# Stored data
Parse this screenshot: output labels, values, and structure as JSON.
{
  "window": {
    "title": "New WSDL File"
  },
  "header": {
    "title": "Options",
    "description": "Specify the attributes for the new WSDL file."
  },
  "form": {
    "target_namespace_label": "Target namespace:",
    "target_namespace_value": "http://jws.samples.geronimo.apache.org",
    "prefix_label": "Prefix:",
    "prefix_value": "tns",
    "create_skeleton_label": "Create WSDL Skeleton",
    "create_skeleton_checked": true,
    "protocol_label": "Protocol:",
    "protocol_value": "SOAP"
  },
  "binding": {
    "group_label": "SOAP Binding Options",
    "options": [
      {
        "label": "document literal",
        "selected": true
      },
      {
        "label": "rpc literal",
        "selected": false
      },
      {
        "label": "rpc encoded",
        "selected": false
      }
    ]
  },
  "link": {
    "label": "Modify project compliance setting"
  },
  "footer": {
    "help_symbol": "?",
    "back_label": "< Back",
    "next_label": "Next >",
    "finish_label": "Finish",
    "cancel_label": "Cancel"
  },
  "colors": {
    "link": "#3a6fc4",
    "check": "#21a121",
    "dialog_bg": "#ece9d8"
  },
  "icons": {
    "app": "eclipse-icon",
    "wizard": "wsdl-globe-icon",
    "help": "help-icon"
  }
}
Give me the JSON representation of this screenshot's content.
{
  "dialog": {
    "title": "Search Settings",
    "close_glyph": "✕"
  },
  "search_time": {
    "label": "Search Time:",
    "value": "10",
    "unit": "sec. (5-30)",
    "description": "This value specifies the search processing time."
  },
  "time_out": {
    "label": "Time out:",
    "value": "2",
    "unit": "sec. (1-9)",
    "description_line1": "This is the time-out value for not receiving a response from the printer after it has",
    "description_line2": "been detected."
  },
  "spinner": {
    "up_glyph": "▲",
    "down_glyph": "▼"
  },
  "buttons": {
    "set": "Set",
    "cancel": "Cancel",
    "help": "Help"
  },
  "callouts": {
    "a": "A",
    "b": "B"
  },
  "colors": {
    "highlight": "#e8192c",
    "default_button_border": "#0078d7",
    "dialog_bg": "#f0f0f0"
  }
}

# PROBLEM DESCRIPTION
From the records above, extract everything verbatim.

# THE REPLY
Parse this screenshot: output labels, values, and structure as JSON.
{
  "window": {
    "title": "New WSDL File"
  },
  "header": {
    "title": "Options",
    "description": "Specify the attributes for the new WSDL file."
  },
  "form": {
    "target_namespace_label": "Target namespace:",
    "target_namespace_value": "http://jws.samples.geronimo.apache.org",
    "prefix_label": "Prefix:",
    "prefix_value": "tns",
    "create_skeleton_label": "Create WSDL Skeleton",
    "create_skeleton_checked": true,
    "protocol_label": "Protocol:",
    "protocol_value": "SOAP"
  },
  "binding": {
    "group_label": "SOAP Binding Options",
    "options": [
      {
        "label": "document literal",
        "selected": true
      },
      {
        "label": "rpc literal",
        "selected": false
      },
      {
        "label": "rpc encoded",
        "selected": false
      }
    ]
  },
  "link": {
    "label": "Modify project compliance setting"
  },
  "footer": {
    "help_symbol": "?",
    "back_label": "< Back",
    "next_label": "Next >",
    "finish_label": "Finish",
    "cancel_label": "Cancel"
  },
  "colors": {
    "link": "#3a6fc4",
    "check": "#21a121",
    "dialog_bg": "#ece9d8"
  },
  "icons": {
    "app": "eclipse-icon",
    "wizard": "wsdl-globe-icon",
    "help": "help-icon"
  }
}
Give me the JSON representation of this screenshot's content.
{
  "dialog": {
    "title": "Search Settings",
    "close_glyph": "✕"
  },
  "search_time": {
    "label": "Search Time:",
    "value": "10",
    "unit": "sec. (5-30)",
    "description": "This value specifies the search processing time."
  },
  "time_out": {
    "label": "Time out:",
    "value": "2",
    "unit": "sec. (1-9)",
    "description_line1": "This is the time-out value for not receiving a response from the printer after it has",
    "description_line2": "been detected."
  },
  "spinner": {
    "up_glyph": "▲",
    "down_glyph": "▼"
  },
  "buttons": {
    "set": "Set",
    "cancel": "Cancel",
    "help": "Help"
  },
  "callouts": {
    "a": "A",
    "b": "B"
  },
  "colors": {
    "highlight": "#e8192c",
    "default_button_border": "#0078d7",
    "dialog_bg": "#f0f0f0"
  }
}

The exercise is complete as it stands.